* EXERCISE AIM: Retype each record below word for word. Leave the pictures out.

* SOURCE RECORDS:

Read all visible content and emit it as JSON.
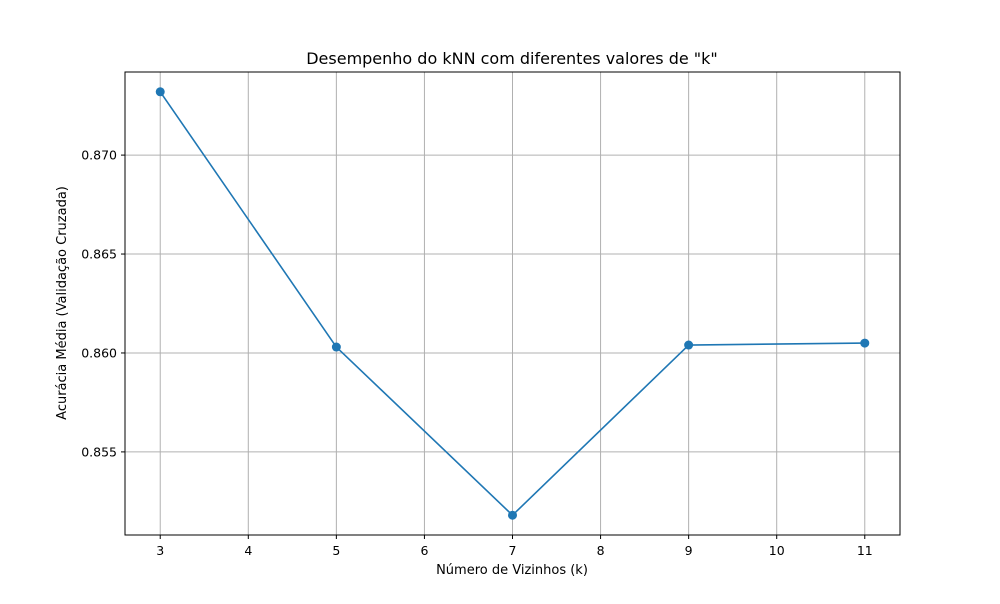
{
  "chart_data": {
    "type": "line",
    "title": "Desempenho do kNN com diferentes valores de \"k\"",
    "xlabel": "Número de Vizinhos (k)",
    "ylabel": "Acurácia Média (Validação Cruzada)",
    "x": [
      3,
      5,
      7,
      9,
      11
    ],
    "series": [
      {
        "values": [
          0.8732,
          0.8603,
          0.8518,
          0.8604,
          0.8605
        ],
        "color": "#1f77b4",
        "marker": "circle"
      }
    ],
    "xlim": [
      2.6,
      11.4
    ],
    "ylim": [
      0.8508,
      0.8742
    ],
    "xticks": [
      3,
      4,
      5,
      6,
      7,
      8,
      9,
      10,
      11
    ],
    "xtick_labels": [
      "3",
      "4",
      "5",
      "6",
      "7",
      "8",
      "9",
      "10",
      "11"
    ],
    "yticks": [
      0.855,
      0.86,
      0.865,
      0.87
    ],
    "ytick_labels": [
      "0.855",
      "0.860",
      "0.865",
      "0.870"
    ],
    "grid": true,
    "legend": false
  }
}
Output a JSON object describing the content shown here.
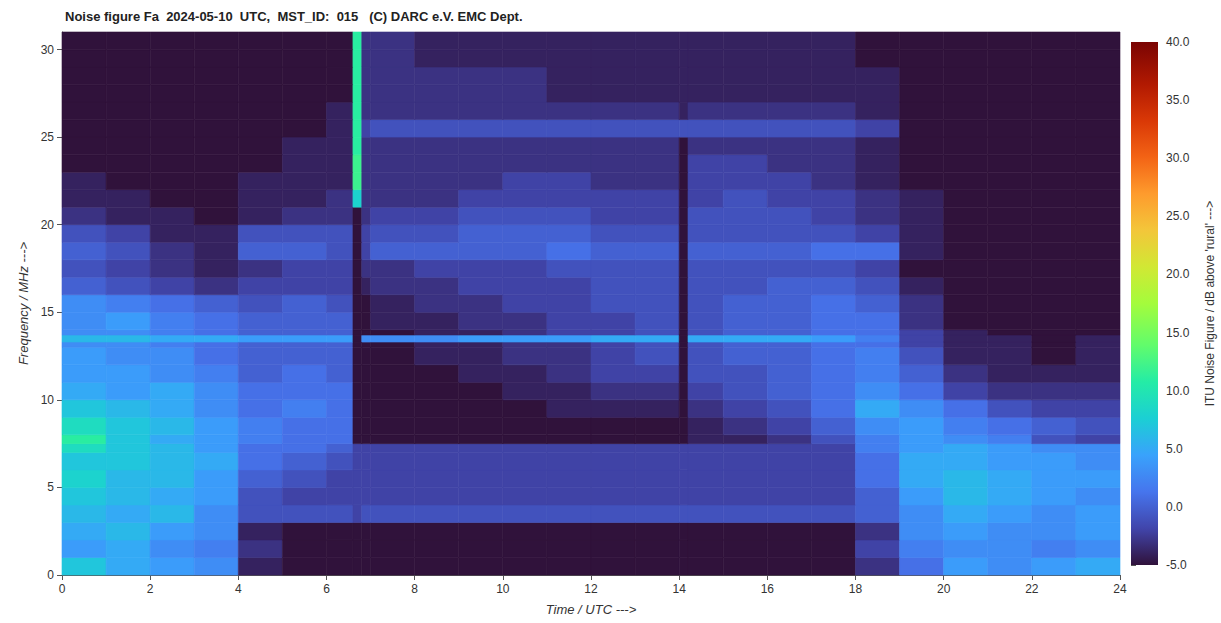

* THE ANSWER:
Read all visible content and emit it as JSON.
{
  "chart_data": {
    "type": "line",
    "title": "Desempenho do kNN com diferentes valores de \"k\"",
    "xlabel": "Número de Vizinhos (k)",
    "ylabel": "Acurácia Média (Validação Cruzada)",
    "x": [
      3,
      5,
      7,
      9,
      11
    ],
    "series": [
      {
        "values": [
          0.8732,
          0.8603,
          0.8518,
          0.8604,
          0.8605
        ],
        "color": "#1f77b4",
        "marker": "circle"
      }
    ],
    "xlim": [
      2.6,
      11.4
    ],
    "ylim": [
      0.8508,
      0.8742
    ],
    "xticks": [
      3,
      4,
      5,
      6,
      7,
      8,
      9,
      10,
      11
    ],
    "xtick_labels": [
      "3",
      "4",
      "5",
      "6",
      "7",
      "8",
      "9",
      "10",
      "11"
    ],
    "yticks": [
      0.855,
      0.86,
      0.865,
      0.87
    ],
    "ytick_labels": [
      "0.855",
      "0.860",
      "0.865",
      "0.870"
    ],
    "grid": true,
    "legend": false
  }
}
Output a JSON object describing the content shown here.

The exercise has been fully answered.